▶ **SHORT EXERCISE**
Count every line in the data below where "design" occurs, then state that number and nothing more.

[Extracted data entries]
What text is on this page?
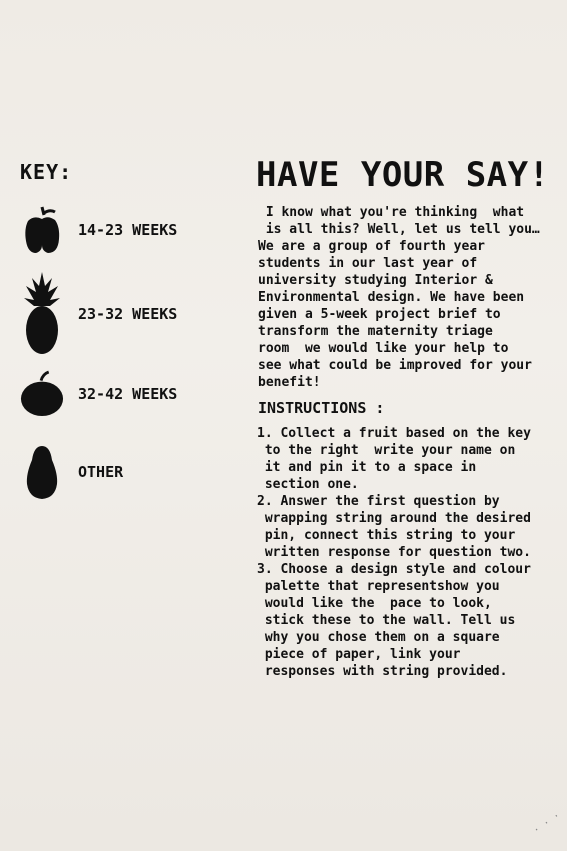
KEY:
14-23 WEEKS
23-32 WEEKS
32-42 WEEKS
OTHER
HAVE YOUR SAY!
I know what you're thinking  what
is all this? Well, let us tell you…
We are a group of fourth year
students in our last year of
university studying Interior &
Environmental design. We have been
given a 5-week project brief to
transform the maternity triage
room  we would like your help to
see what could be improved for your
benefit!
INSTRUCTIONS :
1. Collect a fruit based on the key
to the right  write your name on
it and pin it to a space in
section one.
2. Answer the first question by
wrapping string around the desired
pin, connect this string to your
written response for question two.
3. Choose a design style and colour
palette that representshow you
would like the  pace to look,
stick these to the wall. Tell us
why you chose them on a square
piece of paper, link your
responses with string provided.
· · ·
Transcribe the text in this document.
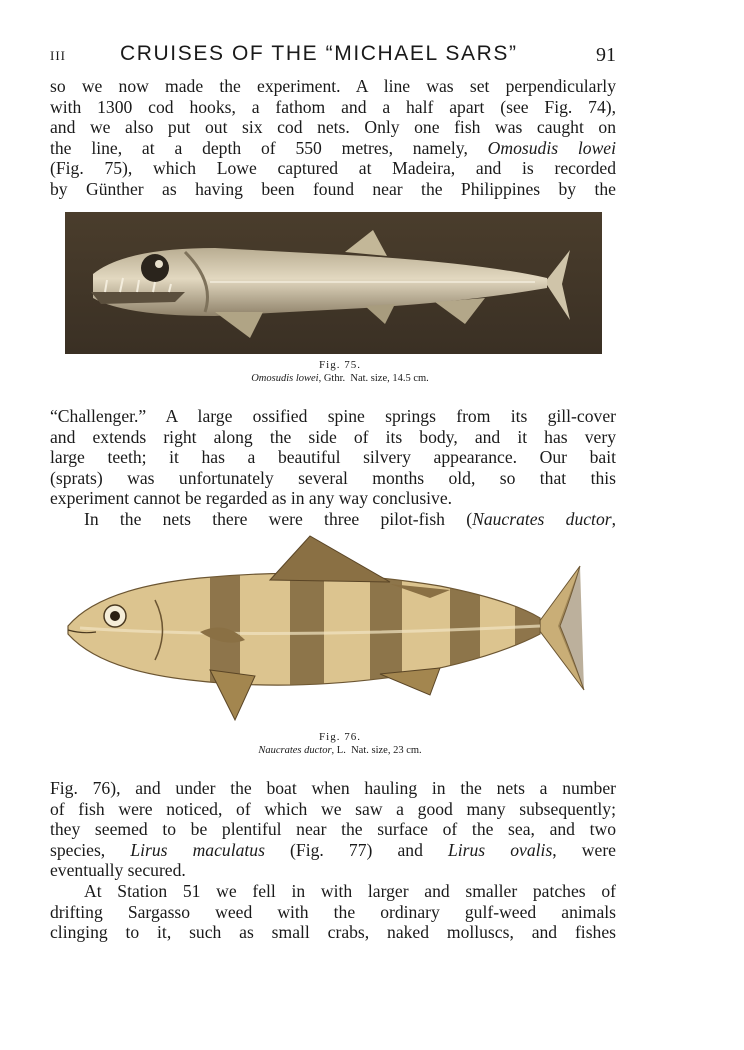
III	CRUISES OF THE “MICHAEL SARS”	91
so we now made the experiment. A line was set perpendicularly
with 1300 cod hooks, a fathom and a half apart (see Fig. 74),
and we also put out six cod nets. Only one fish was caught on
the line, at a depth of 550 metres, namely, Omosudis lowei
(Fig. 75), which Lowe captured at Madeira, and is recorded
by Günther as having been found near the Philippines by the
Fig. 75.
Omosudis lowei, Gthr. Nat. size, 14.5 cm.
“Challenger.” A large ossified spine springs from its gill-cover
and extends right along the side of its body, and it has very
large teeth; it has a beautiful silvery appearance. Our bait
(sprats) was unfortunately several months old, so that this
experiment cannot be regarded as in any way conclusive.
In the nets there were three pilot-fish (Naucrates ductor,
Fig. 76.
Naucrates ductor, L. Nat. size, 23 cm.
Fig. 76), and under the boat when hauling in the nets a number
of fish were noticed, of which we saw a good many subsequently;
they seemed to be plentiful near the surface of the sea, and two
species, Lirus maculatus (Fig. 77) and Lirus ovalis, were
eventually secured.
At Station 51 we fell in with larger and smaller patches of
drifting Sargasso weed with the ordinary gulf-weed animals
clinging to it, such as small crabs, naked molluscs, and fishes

...

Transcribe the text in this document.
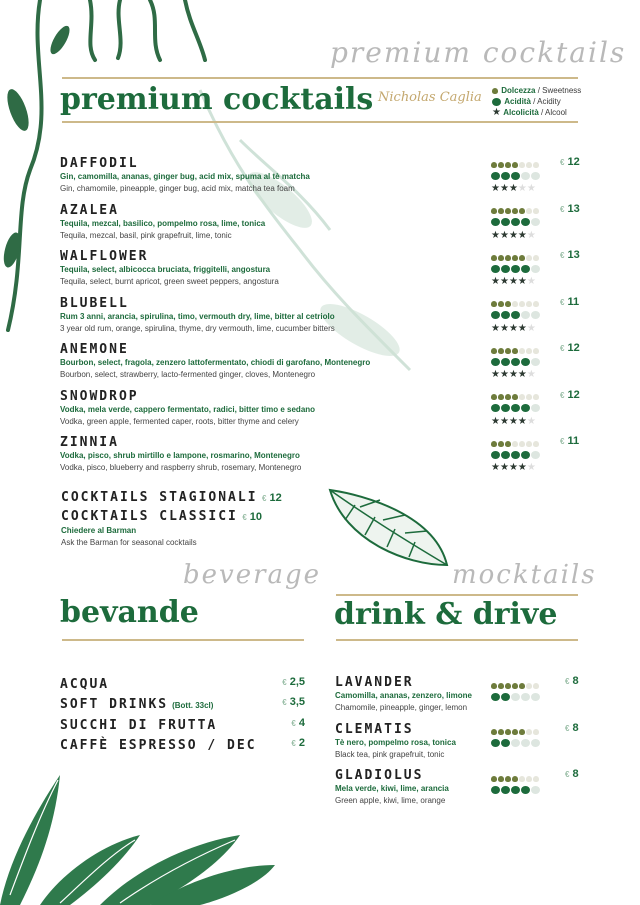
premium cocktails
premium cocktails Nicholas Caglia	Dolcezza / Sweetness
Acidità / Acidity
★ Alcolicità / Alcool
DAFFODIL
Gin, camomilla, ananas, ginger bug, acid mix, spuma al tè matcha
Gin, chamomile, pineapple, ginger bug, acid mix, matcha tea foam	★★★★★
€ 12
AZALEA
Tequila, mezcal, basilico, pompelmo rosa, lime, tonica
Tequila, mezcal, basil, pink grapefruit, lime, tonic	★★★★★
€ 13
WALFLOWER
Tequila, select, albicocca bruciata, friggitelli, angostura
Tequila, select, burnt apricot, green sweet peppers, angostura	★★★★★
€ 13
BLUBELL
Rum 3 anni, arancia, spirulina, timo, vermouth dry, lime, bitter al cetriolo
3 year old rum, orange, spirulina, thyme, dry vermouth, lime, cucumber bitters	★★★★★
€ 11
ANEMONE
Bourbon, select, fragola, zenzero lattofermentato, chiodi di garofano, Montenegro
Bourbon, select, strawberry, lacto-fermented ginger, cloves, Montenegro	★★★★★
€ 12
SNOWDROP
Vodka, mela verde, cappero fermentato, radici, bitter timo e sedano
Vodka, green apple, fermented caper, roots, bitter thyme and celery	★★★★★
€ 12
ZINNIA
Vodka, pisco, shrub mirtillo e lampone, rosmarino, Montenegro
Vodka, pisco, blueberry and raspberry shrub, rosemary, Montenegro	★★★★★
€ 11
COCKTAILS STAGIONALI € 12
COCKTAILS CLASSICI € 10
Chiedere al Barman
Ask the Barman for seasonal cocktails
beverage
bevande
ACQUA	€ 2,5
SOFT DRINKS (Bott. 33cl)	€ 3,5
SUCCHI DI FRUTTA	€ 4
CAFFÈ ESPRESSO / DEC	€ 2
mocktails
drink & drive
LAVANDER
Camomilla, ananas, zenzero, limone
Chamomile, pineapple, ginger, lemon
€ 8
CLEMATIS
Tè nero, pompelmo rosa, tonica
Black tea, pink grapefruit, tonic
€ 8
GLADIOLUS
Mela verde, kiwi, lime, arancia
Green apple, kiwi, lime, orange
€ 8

▶ **OUTPUT FOR THIS TASK**
2